Where does the string "part" appear? Copy every line of the entries below that holds it.

- [Supplied material]

————

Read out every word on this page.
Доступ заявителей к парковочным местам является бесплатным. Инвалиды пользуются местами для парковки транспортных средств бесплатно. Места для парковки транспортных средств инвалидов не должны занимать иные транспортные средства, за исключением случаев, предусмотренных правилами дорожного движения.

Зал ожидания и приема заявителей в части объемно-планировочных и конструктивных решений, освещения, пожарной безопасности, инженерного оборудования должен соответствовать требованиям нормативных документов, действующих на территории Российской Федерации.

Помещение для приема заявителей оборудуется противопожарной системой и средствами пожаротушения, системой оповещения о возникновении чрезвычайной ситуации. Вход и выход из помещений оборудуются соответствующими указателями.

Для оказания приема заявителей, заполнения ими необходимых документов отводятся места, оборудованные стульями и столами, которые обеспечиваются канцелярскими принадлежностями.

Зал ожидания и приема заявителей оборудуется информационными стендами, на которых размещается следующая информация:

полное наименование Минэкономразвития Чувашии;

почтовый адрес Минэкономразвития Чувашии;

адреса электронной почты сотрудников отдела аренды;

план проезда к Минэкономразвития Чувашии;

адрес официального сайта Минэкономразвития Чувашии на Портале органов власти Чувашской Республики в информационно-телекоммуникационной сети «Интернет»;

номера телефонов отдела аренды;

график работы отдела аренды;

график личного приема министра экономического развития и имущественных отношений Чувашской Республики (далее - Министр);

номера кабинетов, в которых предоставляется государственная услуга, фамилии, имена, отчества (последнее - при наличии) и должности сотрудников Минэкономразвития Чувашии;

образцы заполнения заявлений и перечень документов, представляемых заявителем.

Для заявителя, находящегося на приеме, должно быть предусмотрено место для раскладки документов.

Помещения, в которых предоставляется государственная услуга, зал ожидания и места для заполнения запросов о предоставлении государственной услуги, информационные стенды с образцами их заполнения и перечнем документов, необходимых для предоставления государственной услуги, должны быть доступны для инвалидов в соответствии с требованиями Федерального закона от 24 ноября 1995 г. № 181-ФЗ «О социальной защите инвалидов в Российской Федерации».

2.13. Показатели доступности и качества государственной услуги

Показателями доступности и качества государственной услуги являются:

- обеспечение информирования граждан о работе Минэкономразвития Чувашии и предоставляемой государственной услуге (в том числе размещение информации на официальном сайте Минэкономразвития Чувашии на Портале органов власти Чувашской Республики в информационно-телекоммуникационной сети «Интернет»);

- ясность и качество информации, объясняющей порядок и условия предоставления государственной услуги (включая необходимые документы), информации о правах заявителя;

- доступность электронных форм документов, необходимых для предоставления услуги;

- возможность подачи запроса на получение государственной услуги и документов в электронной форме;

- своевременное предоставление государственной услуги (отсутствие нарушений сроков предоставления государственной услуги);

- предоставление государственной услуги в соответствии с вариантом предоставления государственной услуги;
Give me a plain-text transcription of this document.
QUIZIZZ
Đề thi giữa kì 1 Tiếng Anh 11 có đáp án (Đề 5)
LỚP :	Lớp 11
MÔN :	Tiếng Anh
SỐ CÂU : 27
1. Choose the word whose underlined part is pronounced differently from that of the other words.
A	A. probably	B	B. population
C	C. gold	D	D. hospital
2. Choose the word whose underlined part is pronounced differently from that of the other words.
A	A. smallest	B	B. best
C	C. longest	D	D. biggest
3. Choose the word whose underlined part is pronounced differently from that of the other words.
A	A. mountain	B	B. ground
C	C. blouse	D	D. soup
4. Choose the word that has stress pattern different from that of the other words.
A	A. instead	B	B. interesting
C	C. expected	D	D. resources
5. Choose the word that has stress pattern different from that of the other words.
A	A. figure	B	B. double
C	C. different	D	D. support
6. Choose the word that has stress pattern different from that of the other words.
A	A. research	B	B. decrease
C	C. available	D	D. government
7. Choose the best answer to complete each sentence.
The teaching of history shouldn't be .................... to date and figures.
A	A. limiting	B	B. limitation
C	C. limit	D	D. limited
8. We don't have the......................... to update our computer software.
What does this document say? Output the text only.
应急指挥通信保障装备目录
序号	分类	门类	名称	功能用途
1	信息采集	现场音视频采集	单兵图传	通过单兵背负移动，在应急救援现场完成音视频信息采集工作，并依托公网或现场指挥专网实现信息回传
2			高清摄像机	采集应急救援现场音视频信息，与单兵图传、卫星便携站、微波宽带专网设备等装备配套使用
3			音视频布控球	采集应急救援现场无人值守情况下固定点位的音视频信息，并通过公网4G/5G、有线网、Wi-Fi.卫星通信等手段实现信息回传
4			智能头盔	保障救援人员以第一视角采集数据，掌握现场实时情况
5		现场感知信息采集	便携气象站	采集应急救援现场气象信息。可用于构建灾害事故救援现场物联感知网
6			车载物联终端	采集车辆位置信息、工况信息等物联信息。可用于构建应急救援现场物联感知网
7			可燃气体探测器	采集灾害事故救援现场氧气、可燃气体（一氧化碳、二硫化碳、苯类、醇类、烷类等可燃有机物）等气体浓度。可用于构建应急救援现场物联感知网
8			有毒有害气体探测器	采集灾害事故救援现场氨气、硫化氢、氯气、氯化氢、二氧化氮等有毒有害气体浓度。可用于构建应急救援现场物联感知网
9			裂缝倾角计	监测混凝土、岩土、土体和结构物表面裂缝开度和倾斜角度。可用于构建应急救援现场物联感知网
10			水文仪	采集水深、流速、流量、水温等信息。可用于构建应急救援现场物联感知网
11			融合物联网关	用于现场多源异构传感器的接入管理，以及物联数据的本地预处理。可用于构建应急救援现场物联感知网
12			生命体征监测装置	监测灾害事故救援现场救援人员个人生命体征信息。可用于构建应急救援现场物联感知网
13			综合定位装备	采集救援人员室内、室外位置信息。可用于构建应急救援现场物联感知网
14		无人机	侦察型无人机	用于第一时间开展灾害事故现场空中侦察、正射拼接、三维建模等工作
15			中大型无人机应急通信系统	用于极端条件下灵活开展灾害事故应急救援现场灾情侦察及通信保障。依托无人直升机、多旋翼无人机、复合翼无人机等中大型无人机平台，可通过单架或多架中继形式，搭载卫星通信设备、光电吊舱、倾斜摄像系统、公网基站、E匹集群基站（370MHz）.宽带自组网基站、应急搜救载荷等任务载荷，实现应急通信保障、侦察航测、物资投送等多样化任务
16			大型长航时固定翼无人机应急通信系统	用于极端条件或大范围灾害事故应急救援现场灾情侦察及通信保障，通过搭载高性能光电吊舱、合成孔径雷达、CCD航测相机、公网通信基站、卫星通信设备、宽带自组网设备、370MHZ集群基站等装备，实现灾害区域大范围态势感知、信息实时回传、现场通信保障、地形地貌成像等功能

————

- [Task output]
1. Choose the word whose underlined part is pronounced differently from that of the other words.
2. Choose the word whose underlined part is pronounced differently from that of the other words.
3. Choose the word whose underlined part is pronounced differently from that of the other words.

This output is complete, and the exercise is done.